── Dataset excerpts ──

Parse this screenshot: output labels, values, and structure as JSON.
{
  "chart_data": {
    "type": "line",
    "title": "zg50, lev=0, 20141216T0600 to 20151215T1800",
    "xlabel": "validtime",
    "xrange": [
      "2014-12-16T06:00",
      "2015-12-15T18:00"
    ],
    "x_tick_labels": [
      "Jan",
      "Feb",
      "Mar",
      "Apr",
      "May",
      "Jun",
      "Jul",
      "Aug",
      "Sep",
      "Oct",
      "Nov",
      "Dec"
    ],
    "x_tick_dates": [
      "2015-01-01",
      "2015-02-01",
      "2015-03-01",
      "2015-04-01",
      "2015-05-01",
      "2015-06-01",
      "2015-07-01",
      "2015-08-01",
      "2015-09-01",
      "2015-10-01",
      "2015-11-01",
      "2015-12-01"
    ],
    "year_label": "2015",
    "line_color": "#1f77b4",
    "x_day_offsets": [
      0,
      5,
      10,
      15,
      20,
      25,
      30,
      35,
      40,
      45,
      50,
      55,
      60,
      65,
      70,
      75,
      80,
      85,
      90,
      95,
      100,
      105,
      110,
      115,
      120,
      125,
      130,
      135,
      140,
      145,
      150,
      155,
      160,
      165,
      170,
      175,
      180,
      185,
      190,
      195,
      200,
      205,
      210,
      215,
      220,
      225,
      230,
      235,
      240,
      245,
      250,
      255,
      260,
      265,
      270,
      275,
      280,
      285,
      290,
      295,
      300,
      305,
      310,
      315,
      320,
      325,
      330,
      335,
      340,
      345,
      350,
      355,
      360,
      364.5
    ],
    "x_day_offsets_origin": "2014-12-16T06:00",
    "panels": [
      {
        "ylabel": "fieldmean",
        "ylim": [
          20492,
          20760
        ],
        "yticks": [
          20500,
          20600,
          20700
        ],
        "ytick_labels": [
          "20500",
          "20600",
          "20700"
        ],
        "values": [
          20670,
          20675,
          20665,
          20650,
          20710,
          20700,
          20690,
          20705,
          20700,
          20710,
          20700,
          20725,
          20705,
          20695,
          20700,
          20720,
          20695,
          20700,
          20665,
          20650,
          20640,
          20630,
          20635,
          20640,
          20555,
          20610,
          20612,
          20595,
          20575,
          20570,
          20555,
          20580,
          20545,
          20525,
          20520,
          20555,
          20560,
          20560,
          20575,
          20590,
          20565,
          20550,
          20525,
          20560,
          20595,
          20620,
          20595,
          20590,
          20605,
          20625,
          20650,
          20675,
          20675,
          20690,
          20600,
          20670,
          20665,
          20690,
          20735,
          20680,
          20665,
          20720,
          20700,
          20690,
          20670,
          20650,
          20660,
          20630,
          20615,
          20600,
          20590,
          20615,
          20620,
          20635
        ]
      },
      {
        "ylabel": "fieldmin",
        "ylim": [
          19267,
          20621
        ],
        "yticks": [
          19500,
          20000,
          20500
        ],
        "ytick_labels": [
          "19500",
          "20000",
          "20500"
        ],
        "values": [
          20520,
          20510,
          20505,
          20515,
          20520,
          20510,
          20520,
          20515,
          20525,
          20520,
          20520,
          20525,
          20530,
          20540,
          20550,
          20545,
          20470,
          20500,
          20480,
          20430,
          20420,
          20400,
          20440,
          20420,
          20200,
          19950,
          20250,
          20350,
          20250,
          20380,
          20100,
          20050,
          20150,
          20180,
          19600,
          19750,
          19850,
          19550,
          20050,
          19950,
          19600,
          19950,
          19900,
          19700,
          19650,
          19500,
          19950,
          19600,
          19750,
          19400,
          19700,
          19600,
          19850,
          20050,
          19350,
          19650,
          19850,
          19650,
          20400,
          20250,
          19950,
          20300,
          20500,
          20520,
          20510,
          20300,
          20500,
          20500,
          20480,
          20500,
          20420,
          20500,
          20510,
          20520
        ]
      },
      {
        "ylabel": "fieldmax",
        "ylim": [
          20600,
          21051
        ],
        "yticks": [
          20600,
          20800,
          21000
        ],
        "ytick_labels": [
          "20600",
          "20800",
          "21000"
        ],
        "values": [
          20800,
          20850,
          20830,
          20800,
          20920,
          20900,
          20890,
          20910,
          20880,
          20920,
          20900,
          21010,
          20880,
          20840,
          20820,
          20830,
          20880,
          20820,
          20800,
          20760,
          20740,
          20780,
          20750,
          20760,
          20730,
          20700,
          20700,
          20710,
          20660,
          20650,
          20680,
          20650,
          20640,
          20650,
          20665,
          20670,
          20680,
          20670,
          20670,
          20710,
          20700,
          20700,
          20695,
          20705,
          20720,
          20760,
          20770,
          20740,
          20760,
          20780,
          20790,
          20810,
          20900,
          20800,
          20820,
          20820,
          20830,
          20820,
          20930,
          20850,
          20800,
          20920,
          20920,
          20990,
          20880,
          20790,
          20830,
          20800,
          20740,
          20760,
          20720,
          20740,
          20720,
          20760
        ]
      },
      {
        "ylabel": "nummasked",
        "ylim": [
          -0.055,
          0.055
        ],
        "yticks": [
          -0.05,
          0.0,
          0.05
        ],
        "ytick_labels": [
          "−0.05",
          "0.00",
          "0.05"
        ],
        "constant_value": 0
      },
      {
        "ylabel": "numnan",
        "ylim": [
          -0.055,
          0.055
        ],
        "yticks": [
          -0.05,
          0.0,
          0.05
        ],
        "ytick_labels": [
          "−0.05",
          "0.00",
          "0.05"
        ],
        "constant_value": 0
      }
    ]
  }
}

───

● **Short exercise**
Copy out each line exactly as written.

● **Problem solution**
Parse this screenshot: output labels, values, and structure as JSON.
{
  "chart_data": {
    "type": "line",
    "title": "zg50, lev=0, 20141216T0600 to 20151215T1800",
    "xlabel": "validtime",
    "xrange": [
      "2014-12-16T06:00",
      "2015-12-15T18:00"
    ],
    "x_tick_labels": [
      "Jan",
      "Feb",
      "Mar",
      "Apr",
      "May",
      "Jun",
      "Jul",
      "Aug",
      "Sep",
      "Oct",
      "Nov",
      "Dec"
    ],
    "x_tick_dates": [
      "2015-01-01",
      "2015-02-01",
      "2015-03-01",
      "2015-04-01",
      "2015-05-01",
      "2015-06-01",
      "2015-07-01",
      "2015-08-01",
      "2015-09-01",
      "2015-10-01",
      "2015-11-01",
      "2015-12-01"
    ],
    "year_label": "2015",
    "line_color": "#1f77b4",
    "x_day_offsets": [
      0,
      5,
      10,
      15,
      20,
      25,
      30,
      35,
      40,
      45,
      50,
      55,
      60,
      65,
      70,
      75,
      80,
      85,
      90,
      95,
      100,
      105,
      110,
      115,
      120,
      125,
      130,
      135,
      140,
      145,
      150,
      155,
      160,
      165,
      170,
      175,
      180,
      185,
      190,
      195,
      200,
      205,
      210,
      215,
      220,
      225,
      230,
      235,
      240,
      245,
      250,
      255,
      260,
      265,
      270,
      275,
      280,
      285,
      290,
      295,
      300,
      305,
      310,
      315,
      320,
      325,
      330,
      335,
      340,
      345,
      350,
      355,
      360,
      364.5
    ],
    "x_day_offsets_origin": "2014-12-16T06:00",
    "panels": [
      {
        "ylabel": "fieldmean",
        "ylim": [
          20492,
          20760
        ],
        "yticks": [
          20500,
          20600,
          20700
        ],
        "ytick_labels": [
          "20500",
          "20600",
          "20700"
        ],
        "values": [
          20670,
          20675,
          20665,
          20650,
          20710,
          20700,
          20690,
          20705,
          20700,
          20710,
          20700,
          20725,
          20705,
          20695,
          20700,
          20720,
          20695,
          20700,
          20665,
          20650,
          20640,
          20630,
          20635,
          20640,
          20555,
          20610,
          20612,
          20595,
          20575,
          20570,
          20555,
          20580,
          20545,
          20525,
          20520,
          20555,
          20560,
          20560,
          20575,
          20590,
          20565,
          20550,
          20525,
          20560,
          20595,
          20620,
          20595,
          20590,
          20605,
          20625,
          20650,
          20675,
          20675,
          20690,
          20600,
          20670,
          20665,
          20690,
          20735,
          20680,
          20665,
          20720,
          20700,
          20690,
          20670,
          20650,
          20660,
          20630,
          20615,
          20600,
          20590,
          20615,
          20620,
          20635
        ]
      },
      {
        "ylabel": "fieldmin",
        "ylim": [
          19267,
          20621
        ],
        "yticks": [
          19500,
          20000,
          20500
        ],
        "ytick_labels": [
          "19500",
          "20000",
          "20500"
        ],
        "values": [
          20520,
          20510,
          20505,
          20515,
          20520,
          20510,
          20520,
          20515,
          20525,
          20520,
          20520,
          20525,
          20530,
          20540,
          20550,
          20545,
          20470,
          20500,
          20480,
          20430,
          20420,
          20400,
          20440,
          20420,
          20200,
          19950,
          20250,
          20350,
          20250,
          20380,
          20100,
          20050,
          20150,
          20180,
          19600,
          19750,
          19850,
          19550,
          20050,
          19950,
          19600,
          19950,
          19900,
          19700,
          19650,
          19500,
          19950,
          19600,
          19750,
          19400,
          19700,
          19600,
          19850,
          20050,
          19350,
          19650,
          19850,
          19650,
          20400,
          20250,
          19950,
          20300,
          20500,
          20520,
          20510,
          20300,
          20500,
          20500,
          20480,
          20500,
          20420,
          20500,
          20510,
          20520
        ]
      },
      {
        "ylabel": "fieldmax",
        "ylim": [
          20600,
          21051
        ],
        "yticks": [
          20600,
          20800,
          21000
        ],
        "ytick_labels": [
          "20600",
          "20800",
          "21000"
        ],
        "values": [
          20800,
          20850,
          20830,
          20800,
          20920,
          20900,
          20890,
          20910,
          20880,
          20920,
          20900,
          21010,
          20880,
          20840,
          20820,
          20830,
          20880,
          20820,
          20800,
          20760,
          20740,
          20780,
          20750,
          20760,
          20730,
          20700,
          20700,
          20710,
          20660,
          20650,
          20680,
          20650,
          20640,
          20650,
          20665,
          20670,
          20680,
          20670,
          20670,
          20710,
          20700,
          20700,
          20695,
          20705,
          20720,
          20760,
          20770,
          20740,
          20760,
          20780,
          20790,
          20810,
          20900,
          20800,
          20820,
          20820,
          20830,
          20820,
          20930,
          20850,
          20800,
          20920,
          20920,
          20990,
          20880,
          20790,
          20830,
          20800,
          20740,
          20760,
          20720,
          20740,
          20720,
          20760
        ]
      },
      {
        "ylabel": "nummasked",
        "ylim": [
          -0.055,
          0.055
        ],
        "yticks": [
          -0.05,
          0.0,
          0.05
        ],
        "ytick_labels": [
          "−0.05",
          "0.00",
          "0.05"
        ],
        "constant_value": 0
      },
      {
        "ylabel": "numnan",
        "ylim": [
          -0.055,
          0.055
        ],
        "yticks": [
          -0.05,
          0.0,
          0.05
        ],
        "ytick_labels": [
          "−0.05",
          "0.00",
          "0.05"
        ],
        "constant_value": 0
      }
    ]
  }
}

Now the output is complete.